[START Materials provided]

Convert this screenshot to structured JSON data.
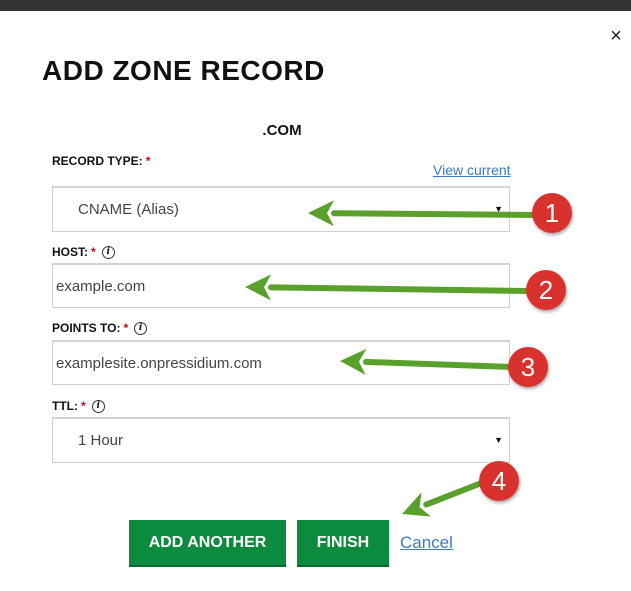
{
  "dialog": {
    "title": "ADD ZONE RECORD",
    "domain": ".COM",
    "close_glyph": "×"
  },
  "record_type": {
    "label": "RECORD TYPE:",
    "required_mark": "*",
    "view_current": "View current",
    "value": "CNAME (Alias)"
  },
  "host": {
    "label": "HOST:",
    "required_mark": "*",
    "value": "example.com"
  },
  "points_to": {
    "label": "POINTS TO:",
    "required_mark": "*",
    "value": "examplesite.onpressidium.com"
  },
  "ttl": {
    "label": "TTL:",
    "required_mark": "*",
    "value": "1 Hour"
  },
  "buttons": {
    "add_another": "ADD ANOTHER",
    "finish": "FINISH",
    "cancel": "Cancel"
  },
  "annotations": {
    "arrow_color": "#5aa02c",
    "badge_color": "#d9312f",
    "badges": [
      "1",
      "2",
      "3",
      "4"
    ]
  },
  "colors": {
    "button_green": "#0c8a3e",
    "link_blue": "#3a7bbf",
    "required_red": "#d0021b"
  }
}
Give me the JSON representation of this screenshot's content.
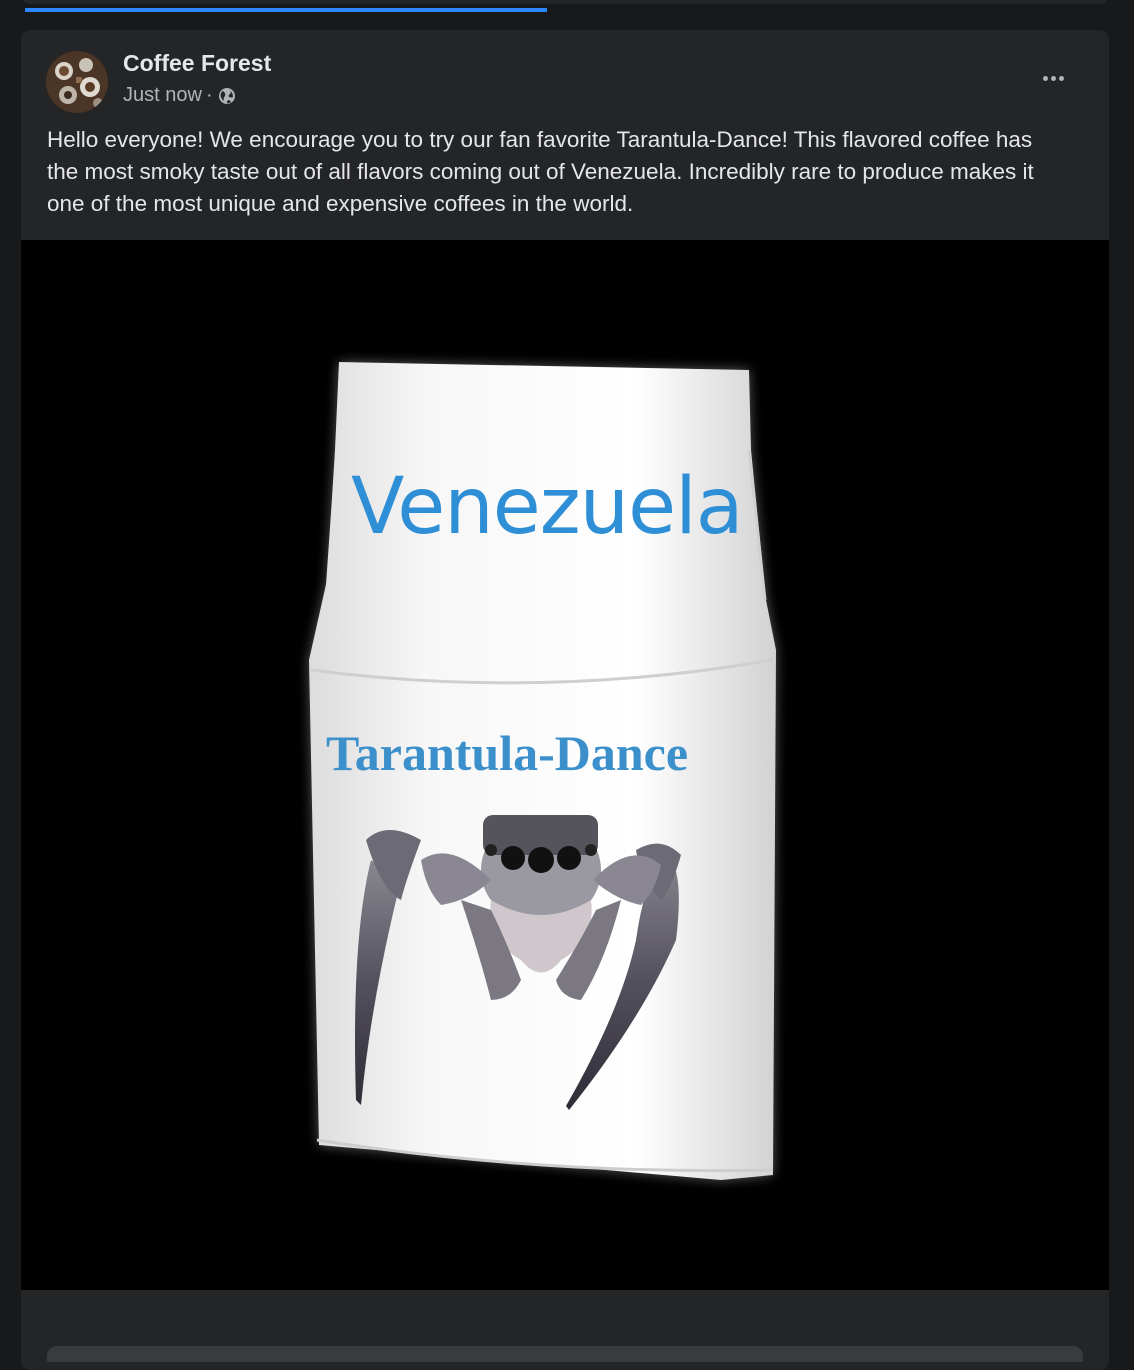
{
  "post": {
    "page_name": "Coffee Forest",
    "time": "Just now",
    "separator": "·",
    "privacy_icon": "globe-icon",
    "more_icon": "more-options-icon",
    "text": "Hello everyone! We encourage you to try our fan favorite Tarantula-Dance! This flavored coffee has the most smoky taste out of all flavors coming out of Venezuela. Incredibly rare to produce makes it one of the most unique and expensive coffees in the world.",
    "image": {
      "bag_text_1": "Venezuela",
      "bag_text_2": "Tarantula-Dance"
    }
  },
  "progress": {
    "fraction": 0.48,
    "color": "#2d88ff"
  },
  "colors": {
    "background": "#18191a",
    "card": "#242526",
    "primary_text": "#e4e6eb",
    "secondary_text": "#b0b3b8"
  }
}
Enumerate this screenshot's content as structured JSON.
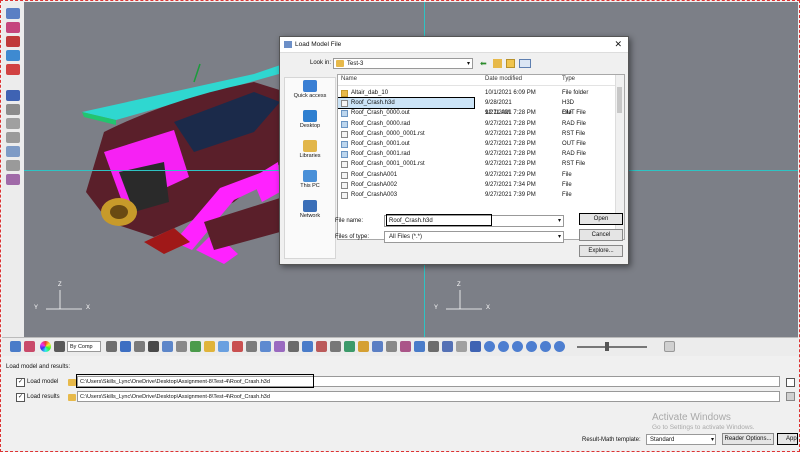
{
  "dialog": {
    "title": "Load Model File",
    "look_in_label": "Look in:",
    "look_in_value": "Test-3",
    "places": [
      "Quick access",
      "Desktop",
      "Libraries",
      "This PC",
      "Network"
    ],
    "columns": {
      "name": "Name",
      "date": "Date modified",
      "type": "Type"
    },
    "files": [
      {
        "name": "Altair_dab_10",
        "date": "10/1/2021 6:09 PM",
        "type": "File folder",
        "icon": "folder"
      },
      {
        "name": "Roof_Crash.h3d",
        "date": "9/28/2021 12:11 AM",
        "type": "H3D File",
        "icon": "doc"
      },
      {
        "name": "Roof_Crash_0000.out",
        "date": "9/27/2021 7:28 PM",
        "type": "OUT File",
        "icon": "img"
      },
      {
        "name": "Roof_Crash_0000.rad",
        "date": "9/27/2021 7:28 PM",
        "type": "RAD File",
        "icon": "img"
      },
      {
        "name": "Roof_Crash_0000_0001.rst",
        "date": "9/27/2021 7:28 PM",
        "type": "RST File",
        "icon": "doc"
      },
      {
        "name": "Roof_Crash_0001.out",
        "date": "9/27/2021 7:28 PM",
        "type": "OUT File",
        "icon": "img"
      },
      {
        "name": "Roof_Crash_0001.rad",
        "date": "9/27/2021 7:28 PM",
        "type": "RAD File",
        "icon": "img"
      },
      {
        "name": "Roof_Crash_0001_0001.rst",
        "date": "9/27/2021 7:28 PM",
        "type": "RST File",
        "icon": "doc"
      },
      {
        "name": "Roof_CrashA001",
        "date": "9/27/2021 7:29 PM",
        "type": "File",
        "icon": "doc"
      },
      {
        "name": "Roof_CrashA002",
        "date": "9/27/2021 7:34 PM",
        "type": "File",
        "icon": "doc"
      },
      {
        "name": "Roof_CrashA003",
        "date": "9/27/2021 7:39 PM",
        "type": "File",
        "icon": "doc"
      }
    ],
    "file_name_label": "File name:",
    "file_name_value": "Roof_Crash.h3d",
    "file_type_label": "Files of type:",
    "file_type_value": "All Files (*.*)",
    "open_button": "Open",
    "cancel_button": "Cancel",
    "browse_button": "Explore..."
  },
  "viewport": {
    "triad_x": "X",
    "triad_y": "Y",
    "triad_z": "Z"
  },
  "toolbar": {
    "color_mode": "By Comp"
  },
  "panel": {
    "heading": "Load model and results:",
    "load_model_label": "Load model",
    "load_model_path": "C:\\Users\\Skills_Lync\\OneDrive\\Desktop\\Assignment-8\\Test-4\\Roof_Crash.h3d",
    "load_results_label": "Load results",
    "load_results_path": "C:\\Users\\Skills_Lync\\OneDrive\\Desktop\\Assignment-8\\Test-4\\Roof_Crash.h3d",
    "template_label": "Result-Math template:",
    "template_value": "Standard",
    "reader_options_button": "Reader Options...",
    "apply_button": "App"
  },
  "watermark": {
    "line1": "Activate Windows",
    "line2": "Go to Settings to activate Windows."
  },
  "colors": {
    "viewport_bg": "#7c7f87",
    "magenta": "#ff22ff",
    "highlight_box": "#000000",
    "frame_dash": "#dd3333"
  }
}
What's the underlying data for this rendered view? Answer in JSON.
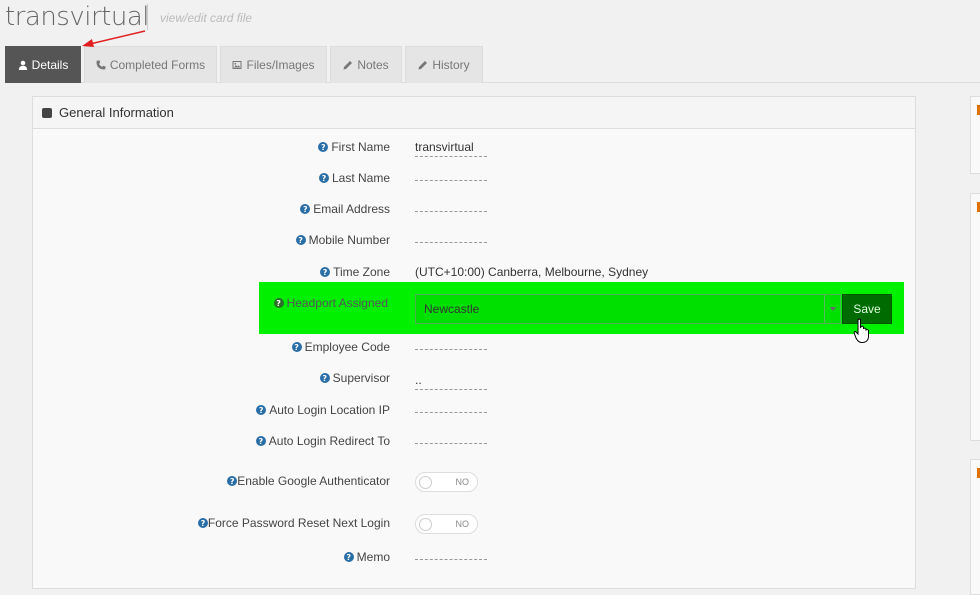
{
  "header": {
    "title": "transvirtual",
    "subtitle": "view/edit card file"
  },
  "tabs": [
    {
      "label": "Details",
      "icon": "user-icon",
      "active": true
    },
    {
      "label": "Completed Forms",
      "icon": "phone-icon",
      "active": false
    },
    {
      "label": "Files/Images",
      "icon": "image-icon",
      "active": false
    },
    {
      "label": "Notes",
      "icon": "pencil-icon",
      "active": false
    },
    {
      "label": "History",
      "icon": "pencil-icon",
      "active": false
    }
  ],
  "panel": {
    "title": "General Information",
    "fields": {
      "first_name": {
        "label": "First Name",
        "value": "transvirtual"
      },
      "last_name": {
        "label": "Last Name",
        "value": ""
      },
      "email": {
        "label": "Email Address",
        "value": ""
      },
      "mobile": {
        "label": "Mobile Number",
        "value": ""
      },
      "timezone": {
        "label": "Time Zone",
        "value": "(UTC+10:00) Canberra, Melbourne, Sydney"
      },
      "headport": {
        "label": "Headport Assigned",
        "value": "Newcastle",
        "save_label": "Save"
      },
      "employee_code": {
        "label": "Employee Code",
        "value": ""
      },
      "supervisor": {
        "label": "Supervisor",
        "value": ".."
      },
      "auto_login_ip": {
        "label": "Auto Login Location IP",
        "value": ""
      },
      "auto_login_redirect": {
        "label": "Auto Login Redirect To",
        "value": ""
      },
      "google_auth": {
        "label": "Enable Google Authenticator",
        "toggle": "NO"
      },
      "force_reset": {
        "label": "Force Password Reset Next Login",
        "toggle": "NO"
      },
      "memo": {
        "label": "Memo",
        "value": ""
      }
    }
  },
  "colors": {
    "highlight": "#00f000",
    "save_button": "#006b00",
    "tab_active": "#555555",
    "help_icon": "#2a6ea8",
    "arrow": "#e02020"
  }
}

[END Materials provided]

### Exercise
Strip out the pictures and quote the remaining data word for word.

### Full output
Convert this screenshot to structured JSON data.
{
  "dialog": {
    "title": "ADD ZONE RECORD",
    "domain": ".COM",
    "close_glyph": "×"
  },
  "record_type": {
    "label": "RECORD TYPE:",
    "required_mark": "*",
    "view_current": "View current",
    "value": "CNAME (Alias)"
  },
  "host": {
    "label": "HOST:",
    "required_mark": "*",
    "value": "example.com"
  },
  "points_to": {
    "label": "POINTS TO:",
    "required_mark": "*",
    "value": "examplesite.onpressidium.com"
  },
  "ttl": {
    "label": "TTL:",
    "required_mark": "*",
    "value": "1 Hour"
  },
  "buttons": {
    "add_another": "ADD ANOTHER",
    "finish": "FINISH",
    "cancel": "Cancel"
  },
  "annotations": {
    "arrow_color": "#5aa02c",
    "badge_color": "#d9312f",
    "badges": [
      "1",
      "2",
      "3",
      "4"
    ]
  },
  "colors": {
    "button_green": "#0c8a3e",
    "link_blue": "#3a7bbf",
    "required_red": "#d0021b"
  }
}
Give me the JSON representation of this screenshot's content.
{
  "post": {
    "page_name": "Coffee Forest",
    "time": "Just now",
    "separator": "·",
    "privacy_icon": "globe-icon",
    "more_icon": "more-options-icon",
    "text": "Hello everyone! We encourage you to try our fan favorite Tarantula-Dance! This flavored coffee has the most smoky taste out of all flavors coming out of Venezuela. Incredibly rare to produce makes it one of the most unique and expensive coffees in the world.",
    "image": {
      "bag_text_1": "Venezuela",
      "bag_text_2": "Tarantula-Dance"
    }
  },
  "progress": {
    "fraction": 0.48,
    "color": "#2d88ff"
  },
  "colors": {
    "background": "#18191a",
    "card": "#242526",
    "primary_text": "#e4e6eb",
    "secondary_text": "#b0b3b8"
  }
}
Enumerate this screenshot's content as structured JSON.
{
  "dialog": {
    "title": "Load Model File",
    "look_in_label": "Look in:",
    "look_in_value": "Test-3",
    "places": [
      "Quick access",
      "Desktop",
      "Libraries",
      "This PC",
      "Network"
    ],
    "columns": {
      "name": "Name",
      "date": "Date modified",
      "type": "Type"
    },
    "files": [
      {
        "name": "Altair_dab_10",
        "date": "10/1/2021 6:09 PM",
        "type": "File folder",
        "icon": "folder"
      },
      {
        "name": "Roof_Crash.h3d",
        "date": "9/28/2021 12:11 AM",
        "type": "H3D File",
        "icon": "doc"
      },
      {
        "name": "Roof_Crash_0000.out",
        "date": "9/27/2021 7:28 PM",
        "type": "OUT File",
        "icon": "img"
      },
      {
        "name": "Roof_Crash_0000.rad",
        "date": "9/27/2021 7:28 PM",
        "type": "RAD File",
        "icon": "img"
      },
      {
        "name": "Roof_Crash_0000_0001.rst",
        "date": "9/27/2021 7:28 PM",
        "type": "RST File",
        "icon": "doc"
      },
      {
        "name": "Roof_Crash_0001.out",
        "date": "9/27/2021 7:28 PM",
        "type": "OUT File",
        "icon": "img"
      },
      {
        "name": "Roof_Crash_0001.rad",
        "date": "9/27/2021 7:28 PM",
        "type": "RAD File",
        "icon": "img"
      },
      {
        "name": "Roof_Crash_0001_0001.rst",
        "date": "9/27/2021 7:28 PM",
        "type": "RST File",
        "icon": "doc"
      },
      {
        "name": "Roof_CrashA001",
        "date": "9/27/2021 7:29 PM",
        "type": "File",
        "icon": "doc"
      },
      {
        "name": "Roof_CrashA002",
        "date": "9/27/2021 7:34 PM",
        "type": "File",
        "icon": "doc"
      },
      {
        "name": "Roof_CrashA003",
        "date": "9/27/2021 7:39 PM",
        "type": "File",
        "icon": "doc"
      }
    ],
    "file_name_label": "File name:",
    "file_name_value": "Roof_Crash.h3d",
    "file_type_label": "Files of type:",
    "file_type_value": "All Files (*.*)",
    "open_button": "Open",
    "cancel_button": "Cancel",
    "browse_button": "Explore..."
  },
  "viewport": {
    "triad_x": "X",
    "triad_y": "Y",
    "triad_z": "Z"
  },
  "toolbar": {
    "color_mode": "By Comp"
  },
  "panel": {
    "heading": "Load model and results:",
    "load_model_label": "Load model",
    "load_model_path": "C:\\Users\\Skills_Lync\\OneDrive\\Desktop\\Assignment-8\\Test-4\\Roof_Crash.h3d",
    "load_results_label": "Load results",
    "load_results_path": "C:\\Users\\Skills_Lync\\OneDrive\\Desktop\\Assignment-8\\Test-4\\Roof_Crash.h3d",
    "template_label": "Result-Math template:",
    "template_value": "Standard",
    "reader_options_button": "Reader Options...",
    "apply_button": "App"
  },
  "watermark": {
    "line1": "Activate Windows",
    "line2": "Go to Settings to activate Windows."
  },
  "colors": {
    "viewport_bg": "#7c7f87",
    "magenta": "#ff22ff",
    "highlight_box": "#000000",
    "frame_dash": "#dd3333"
  }
}
What's the underlying data for this rendered view? Answer in JSON.
{
  "header": {
    "title": "transvirtual",
    "subtitle": "view/edit card file"
  },
  "tabs": [
    {
      "label": "Details",
      "icon": "user-icon",
      "active": true
    },
    {
      "label": "Completed Forms",
      "icon": "phone-icon",
      "active": false
    },
    {
      "label": "Files/Images",
      "icon": "image-icon",
      "active": false
    },
    {
      "label": "Notes",
      "icon": "pencil-icon",
      "active": false
    },
    {
      "label": "History",
      "icon": "pencil-icon",
      "active": false
    }
  ],
  "panel": {
    "title": "General Information",
    "fields": {
      "first_name": {
        "label": "First Name",
        "value": "transvirtual"
      },
      "last_name": {
        "label": "Last Name",
        "value": ""
      },
      "email": {
        "label": "Email Address",
        "value": ""
      },
      "mobile": {
        "label": "Mobile Number",
        "value": ""
      },
      "timezone": {
        "label": "Time Zone",
        "value": "(UTC+10:00) Canberra, Melbourne, Sydney"
      },
      "headport": {
        "label": "Headport Assigned",
        "value": "Newcastle",
        "save_label": "Save"
      },
      "employee_code": {
        "label": "Employee Code",
        "value": ""
      },
      "supervisor": {
        "label": "Supervisor",
        "value": ".."
      },
      "auto_login_ip": {
        "label": "Auto Login Location IP",
        "value": ""
      },
      "auto_login_redirect": {
        "label": "Auto Login Redirect To",
        "value": ""
      },
      "google_auth": {
        "label": "Enable Google Authenticator",
        "toggle": "NO"
      },
      "force_reset": {
        "label": "Force Password Reset Next Login",
        "toggle": "NO"
      },
      "memo": {
        "label": "Memo",
        "value": ""
      }
    }
  },
  "colors": {
    "highlight": "#00f000",
    "save_button": "#006b00",
    "tab_active": "#555555",
    "help_icon": "#2a6ea8",
    "arrow": "#e02020"
  }
}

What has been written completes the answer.